» **STORED ROWS**:
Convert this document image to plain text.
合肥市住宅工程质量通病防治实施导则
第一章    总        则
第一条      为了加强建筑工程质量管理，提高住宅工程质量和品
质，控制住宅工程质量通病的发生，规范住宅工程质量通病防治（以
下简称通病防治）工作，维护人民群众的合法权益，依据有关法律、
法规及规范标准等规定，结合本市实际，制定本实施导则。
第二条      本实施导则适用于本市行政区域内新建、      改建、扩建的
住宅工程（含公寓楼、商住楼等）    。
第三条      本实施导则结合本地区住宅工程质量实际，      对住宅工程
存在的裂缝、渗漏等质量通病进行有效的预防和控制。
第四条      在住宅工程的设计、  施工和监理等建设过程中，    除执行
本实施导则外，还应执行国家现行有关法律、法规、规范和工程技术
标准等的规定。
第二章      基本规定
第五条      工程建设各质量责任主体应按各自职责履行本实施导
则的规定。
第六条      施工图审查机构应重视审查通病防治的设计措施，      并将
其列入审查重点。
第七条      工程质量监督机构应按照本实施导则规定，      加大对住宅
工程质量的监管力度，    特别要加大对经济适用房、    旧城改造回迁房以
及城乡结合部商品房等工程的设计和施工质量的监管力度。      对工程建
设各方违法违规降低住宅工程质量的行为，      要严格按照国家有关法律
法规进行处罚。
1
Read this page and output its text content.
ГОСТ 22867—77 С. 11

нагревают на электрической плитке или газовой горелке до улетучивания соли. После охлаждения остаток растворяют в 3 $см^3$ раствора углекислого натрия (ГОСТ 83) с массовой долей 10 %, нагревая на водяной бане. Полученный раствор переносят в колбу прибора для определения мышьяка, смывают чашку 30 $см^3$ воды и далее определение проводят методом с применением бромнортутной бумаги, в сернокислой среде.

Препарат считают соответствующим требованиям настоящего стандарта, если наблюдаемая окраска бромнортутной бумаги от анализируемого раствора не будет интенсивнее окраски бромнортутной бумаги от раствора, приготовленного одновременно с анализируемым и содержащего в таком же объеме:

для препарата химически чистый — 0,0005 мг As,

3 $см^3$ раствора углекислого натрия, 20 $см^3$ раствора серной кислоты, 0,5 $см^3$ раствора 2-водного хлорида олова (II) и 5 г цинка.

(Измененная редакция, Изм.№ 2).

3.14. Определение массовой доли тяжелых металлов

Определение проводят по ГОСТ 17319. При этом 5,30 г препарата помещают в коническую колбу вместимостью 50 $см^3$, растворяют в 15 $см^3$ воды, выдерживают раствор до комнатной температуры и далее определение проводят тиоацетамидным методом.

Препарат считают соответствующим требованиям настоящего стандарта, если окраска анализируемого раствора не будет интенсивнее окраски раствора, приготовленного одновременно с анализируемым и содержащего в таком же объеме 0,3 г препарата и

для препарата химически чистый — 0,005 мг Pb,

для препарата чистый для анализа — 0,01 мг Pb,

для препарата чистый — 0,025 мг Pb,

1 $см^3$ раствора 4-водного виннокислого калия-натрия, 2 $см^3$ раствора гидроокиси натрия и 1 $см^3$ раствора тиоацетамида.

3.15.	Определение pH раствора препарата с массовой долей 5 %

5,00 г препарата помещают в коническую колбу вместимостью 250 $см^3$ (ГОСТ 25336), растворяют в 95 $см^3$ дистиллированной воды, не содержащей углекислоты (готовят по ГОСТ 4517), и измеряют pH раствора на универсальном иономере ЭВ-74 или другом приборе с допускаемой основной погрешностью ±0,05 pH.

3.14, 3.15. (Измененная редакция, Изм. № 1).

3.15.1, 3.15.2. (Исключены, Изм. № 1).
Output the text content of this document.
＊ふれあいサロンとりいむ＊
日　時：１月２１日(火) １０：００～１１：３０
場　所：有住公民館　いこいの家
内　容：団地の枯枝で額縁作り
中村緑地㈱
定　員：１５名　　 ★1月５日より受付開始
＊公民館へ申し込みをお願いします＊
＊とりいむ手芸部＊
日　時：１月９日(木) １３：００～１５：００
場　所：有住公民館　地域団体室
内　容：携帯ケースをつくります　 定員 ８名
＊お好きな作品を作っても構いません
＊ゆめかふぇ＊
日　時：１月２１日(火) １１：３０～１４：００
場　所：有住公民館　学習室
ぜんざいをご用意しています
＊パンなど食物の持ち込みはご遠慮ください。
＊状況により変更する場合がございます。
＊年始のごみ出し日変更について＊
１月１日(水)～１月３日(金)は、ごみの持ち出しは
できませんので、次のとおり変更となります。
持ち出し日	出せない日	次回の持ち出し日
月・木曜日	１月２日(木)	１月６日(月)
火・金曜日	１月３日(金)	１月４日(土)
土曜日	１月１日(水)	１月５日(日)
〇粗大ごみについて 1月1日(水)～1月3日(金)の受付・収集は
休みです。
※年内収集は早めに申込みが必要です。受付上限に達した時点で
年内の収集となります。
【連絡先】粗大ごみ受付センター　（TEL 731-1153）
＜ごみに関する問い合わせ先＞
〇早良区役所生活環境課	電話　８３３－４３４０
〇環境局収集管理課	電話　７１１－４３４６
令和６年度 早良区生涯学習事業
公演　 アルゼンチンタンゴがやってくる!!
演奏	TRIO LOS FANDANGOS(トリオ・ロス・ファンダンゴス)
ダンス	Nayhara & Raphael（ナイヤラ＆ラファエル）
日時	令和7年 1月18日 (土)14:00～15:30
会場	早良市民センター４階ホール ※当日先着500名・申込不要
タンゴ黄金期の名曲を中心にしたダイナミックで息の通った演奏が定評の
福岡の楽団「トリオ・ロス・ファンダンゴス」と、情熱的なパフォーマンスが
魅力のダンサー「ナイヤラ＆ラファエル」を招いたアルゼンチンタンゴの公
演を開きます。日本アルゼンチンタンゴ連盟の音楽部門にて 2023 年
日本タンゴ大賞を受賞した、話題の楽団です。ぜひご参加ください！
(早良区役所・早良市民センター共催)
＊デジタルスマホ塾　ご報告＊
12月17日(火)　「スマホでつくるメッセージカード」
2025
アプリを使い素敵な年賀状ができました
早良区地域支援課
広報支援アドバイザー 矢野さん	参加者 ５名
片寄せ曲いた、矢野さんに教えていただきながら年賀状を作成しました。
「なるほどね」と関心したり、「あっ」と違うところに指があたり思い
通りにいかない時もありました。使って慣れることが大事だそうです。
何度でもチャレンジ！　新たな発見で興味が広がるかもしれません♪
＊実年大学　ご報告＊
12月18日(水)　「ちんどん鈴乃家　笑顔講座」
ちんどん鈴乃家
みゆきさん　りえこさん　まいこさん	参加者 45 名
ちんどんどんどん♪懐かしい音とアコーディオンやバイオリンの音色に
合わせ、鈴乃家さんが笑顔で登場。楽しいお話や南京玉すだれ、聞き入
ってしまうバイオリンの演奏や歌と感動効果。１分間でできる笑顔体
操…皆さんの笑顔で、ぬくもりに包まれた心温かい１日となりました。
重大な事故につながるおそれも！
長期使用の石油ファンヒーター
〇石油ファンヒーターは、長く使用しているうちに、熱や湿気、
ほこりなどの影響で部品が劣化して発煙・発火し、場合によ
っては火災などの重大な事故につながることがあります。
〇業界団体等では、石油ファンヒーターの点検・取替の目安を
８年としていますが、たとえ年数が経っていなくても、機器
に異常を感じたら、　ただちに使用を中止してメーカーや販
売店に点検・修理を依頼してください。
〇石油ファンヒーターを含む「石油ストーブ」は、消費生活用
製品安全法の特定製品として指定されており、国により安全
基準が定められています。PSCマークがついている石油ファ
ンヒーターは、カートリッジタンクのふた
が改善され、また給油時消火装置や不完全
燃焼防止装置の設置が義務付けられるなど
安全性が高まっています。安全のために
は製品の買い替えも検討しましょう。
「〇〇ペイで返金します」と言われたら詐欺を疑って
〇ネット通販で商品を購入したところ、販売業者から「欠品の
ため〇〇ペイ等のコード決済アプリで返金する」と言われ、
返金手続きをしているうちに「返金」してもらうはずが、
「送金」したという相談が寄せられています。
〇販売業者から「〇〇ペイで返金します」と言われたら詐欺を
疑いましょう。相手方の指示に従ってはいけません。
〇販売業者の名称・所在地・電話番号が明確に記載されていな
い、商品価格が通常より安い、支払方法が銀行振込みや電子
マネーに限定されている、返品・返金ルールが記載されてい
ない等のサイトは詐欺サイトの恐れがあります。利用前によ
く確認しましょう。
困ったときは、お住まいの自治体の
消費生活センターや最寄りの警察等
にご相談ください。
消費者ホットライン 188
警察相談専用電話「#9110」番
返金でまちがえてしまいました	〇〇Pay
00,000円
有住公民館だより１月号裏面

» **TASK BRIEF**: Go through the listing above and pull out each line containing the word "водного".

» **RESULT OF THIS EXERCISE**:
3 $см^3$ раствора углекислого натрия, 20 $см^3$ раствора серной кислоты, 0,5 $см^3$ раствора 2-водного хлорида олова (II) и 5 г цинка.
1 $см^3$ раствора 4-водного виннокислого калия-натрия, 2 $см^3$ раствора гидроокиси натрия и 1 $см^3$ раствора тиоацетамида.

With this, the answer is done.